▶ WHAT IS ASKED
Below is a block of records; return all of them exactly, but without the images.

▶ MATERIAL FOR THIS EXERCISE

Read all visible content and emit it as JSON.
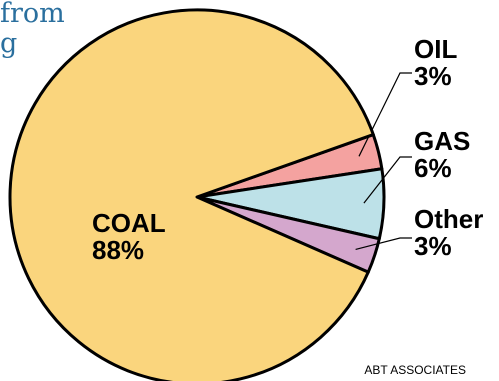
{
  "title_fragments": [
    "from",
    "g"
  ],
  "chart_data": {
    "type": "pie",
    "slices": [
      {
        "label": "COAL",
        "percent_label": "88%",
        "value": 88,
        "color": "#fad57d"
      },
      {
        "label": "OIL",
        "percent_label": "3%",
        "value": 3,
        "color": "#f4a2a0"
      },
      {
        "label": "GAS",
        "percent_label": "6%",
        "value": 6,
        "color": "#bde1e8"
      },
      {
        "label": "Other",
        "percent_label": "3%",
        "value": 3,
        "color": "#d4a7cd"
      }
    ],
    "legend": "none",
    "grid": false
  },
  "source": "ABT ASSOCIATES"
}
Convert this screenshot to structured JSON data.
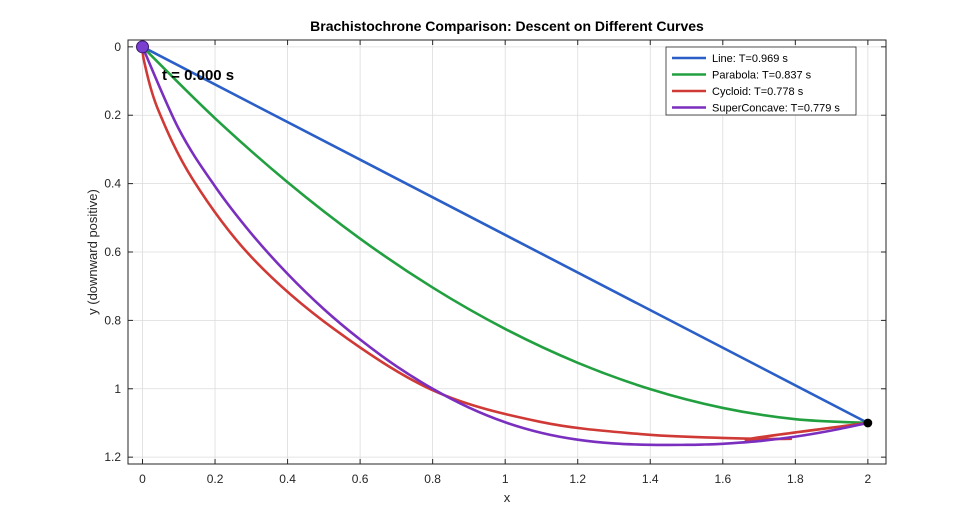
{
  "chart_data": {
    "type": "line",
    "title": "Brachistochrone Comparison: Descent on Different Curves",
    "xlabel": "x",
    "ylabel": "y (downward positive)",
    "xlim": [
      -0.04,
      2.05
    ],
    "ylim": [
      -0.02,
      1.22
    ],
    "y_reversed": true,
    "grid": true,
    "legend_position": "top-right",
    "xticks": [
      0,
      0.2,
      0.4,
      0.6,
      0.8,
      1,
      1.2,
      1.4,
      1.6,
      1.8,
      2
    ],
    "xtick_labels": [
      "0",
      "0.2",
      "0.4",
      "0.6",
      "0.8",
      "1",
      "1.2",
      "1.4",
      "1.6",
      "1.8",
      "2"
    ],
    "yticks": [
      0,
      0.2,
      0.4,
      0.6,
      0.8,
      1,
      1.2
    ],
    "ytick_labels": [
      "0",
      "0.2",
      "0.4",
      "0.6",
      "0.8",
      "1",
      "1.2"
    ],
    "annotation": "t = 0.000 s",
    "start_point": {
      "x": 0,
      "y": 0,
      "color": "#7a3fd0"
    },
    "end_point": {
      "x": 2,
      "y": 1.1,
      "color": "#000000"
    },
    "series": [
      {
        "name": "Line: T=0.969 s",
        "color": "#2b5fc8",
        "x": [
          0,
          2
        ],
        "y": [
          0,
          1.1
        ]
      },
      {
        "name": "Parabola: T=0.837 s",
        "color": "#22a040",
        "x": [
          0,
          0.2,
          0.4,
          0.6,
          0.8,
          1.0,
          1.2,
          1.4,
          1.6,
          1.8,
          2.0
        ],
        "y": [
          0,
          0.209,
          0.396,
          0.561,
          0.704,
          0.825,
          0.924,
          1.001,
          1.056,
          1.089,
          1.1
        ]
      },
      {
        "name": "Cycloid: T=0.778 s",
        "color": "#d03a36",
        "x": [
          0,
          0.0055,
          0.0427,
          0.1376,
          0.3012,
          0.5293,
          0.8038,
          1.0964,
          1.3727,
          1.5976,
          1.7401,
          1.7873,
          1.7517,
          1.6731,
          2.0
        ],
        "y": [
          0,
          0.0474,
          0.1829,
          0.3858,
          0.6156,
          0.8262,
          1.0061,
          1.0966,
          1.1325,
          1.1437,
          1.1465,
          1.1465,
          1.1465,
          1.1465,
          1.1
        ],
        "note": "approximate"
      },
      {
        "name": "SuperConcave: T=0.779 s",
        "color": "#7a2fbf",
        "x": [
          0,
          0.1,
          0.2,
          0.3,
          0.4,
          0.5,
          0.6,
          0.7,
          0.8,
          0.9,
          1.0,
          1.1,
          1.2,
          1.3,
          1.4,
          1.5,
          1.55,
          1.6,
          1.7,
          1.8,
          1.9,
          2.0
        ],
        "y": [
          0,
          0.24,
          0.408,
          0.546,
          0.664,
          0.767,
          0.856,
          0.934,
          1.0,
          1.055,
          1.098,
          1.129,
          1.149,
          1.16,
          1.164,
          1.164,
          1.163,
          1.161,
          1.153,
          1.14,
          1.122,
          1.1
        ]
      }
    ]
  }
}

▶ RESPONSE
Read all visible content and emit it as JSON.
{
  "title_fragments": [
    "from",
    "g"
  ],
  "chart_data": {
    "type": "pie",
    "slices": [
      {
        "label": "COAL",
        "percent_label": "88%",
        "value": 88,
        "color": "#fad57d"
      },
      {
        "label": "OIL",
        "percent_label": "3%",
        "value": 3,
        "color": "#f4a2a0"
      },
      {
        "label": "GAS",
        "percent_label": "6%",
        "value": 6,
        "color": "#bde1e8"
      },
      {
        "label": "Other",
        "percent_label": "3%",
        "value": 3,
        "color": "#d4a7cd"
      }
    ],
    "legend": "none",
    "grid": false
  },
  "source": "ABT ASSOCIATES"
}
Convert this screenshot to structured JSON data.
{
  "chart_data": {
    "type": "line",
    "title": "Brachistochrone Comparison: Descent on Different Curves",
    "xlabel": "x",
    "ylabel": "y (downward positive)",
    "xlim": [
      -0.04,
      2.05
    ],
    "ylim": [
      -0.02,
      1.22
    ],
    "y_reversed": true,
    "grid": true,
    "legend_position": "top-right",
    "xticks": [
      0,
      0.2,
      0.4,
      0.6,
      0.8,
      1,
      1.2,
      1.4,
      1.6,
      1.8,
      2
    ],
    "xtick_labels": [
      "0",
      "0.2",
      "0.4",
      "0.6",
      "0.8",
      "1",
      "1.2",
      "1.4",
      "1.6",
      "1.8",
      "2"
    ],
    "yticks": [
      0,
      0.2,
      0.4,
      0.6,
      0.8,
      1,
      1.2
    ],
    "ytick_labels": [
      "0",
      "0.2",
      "0.4",
      "0.6",
      "0.8",
      "1",
      "1.2"
    ],
    "annotation": "t = 0.000 s",
    "start_point": {
      "x": 0,
      "y": 0,
      "color": "#7a3fd0"
    },
    "end_point": {
      "x": 2,
      "y": 1.1,
      "color": "#000000"
    },
    "series": [
      {
        "name": "Line: T=0.969 s",
        "color": "#2b5fc8",
        "x": [
          0,
          2
        ],
        "y": [
          0,
          1.1
        ]
      },
      {
        "name": "Parabola: T=0.837 s",
        "color": "#22a040",
        "x": [
          0,
          0.2,
          0.4,
          0.6,
          0.8,
          1.0,
          1.2,
          1.4,
          1.6,
          1.8,
          2.0
        ],
        "y": [
          0,
          0.209,
          0.396,
          0.561,
          0.704,
          0.825,
          0.924,
          1.001,
          1.056,
          1.089,
          1.1
        ]
      },
      {
        "name": "Cycloid: T=0.778 s",
        "color": "#d03a36",
        "x": [
          0,
          0.0055,
          0.0427,
          0.1376,
          0.3012,
          0.5293,
          0.8038,
          1.0964,
          1.3727,
          1.5976,
          1.7401,
          1.7873,
          1.7517,
          1.6731,
          2.0
        ],
        "y": [
          0,
          0.0474,
          0.1829,
          0.3858,
          0.6156,
          0.8262,
          1.0061,
          1.0966,
          1.1325,
          1.1437,
          1.1465,
          1.1465,
          1.1465,
          1.1465,
          1.1
        ],
        "note": "approximate"
      },
      {
        "name": "SuperConcave: T=0.779 s",
        "color": "#7a2fbf",
        "x": [
          0,
          0.1,
          0.2,
          0.3,
          0.4,
          0.5,
          0.6,
          0.7,
          0.8,
          0.9,
          1.0,
          1.1,
          1.2,
          1.3,
          1.4,
          1.5,
          1.55,
          1.6,
          1.7,
          1.8,
          1.9,
          2.0
        ],
        "y": [
          0,
          0.24,
          0.408,
          0.546,
          0.664,
          0.767,
          0.856,
          0.934,
          1.0,
          1.055,
          1.098,
          1.129,
          1.149,
          1.16,
          1.164,
          1.164,
          1.163,
          1.161,
          1.153,
          1.14,
          1.122,
          1.1
        ]
      }
    ]
  }
}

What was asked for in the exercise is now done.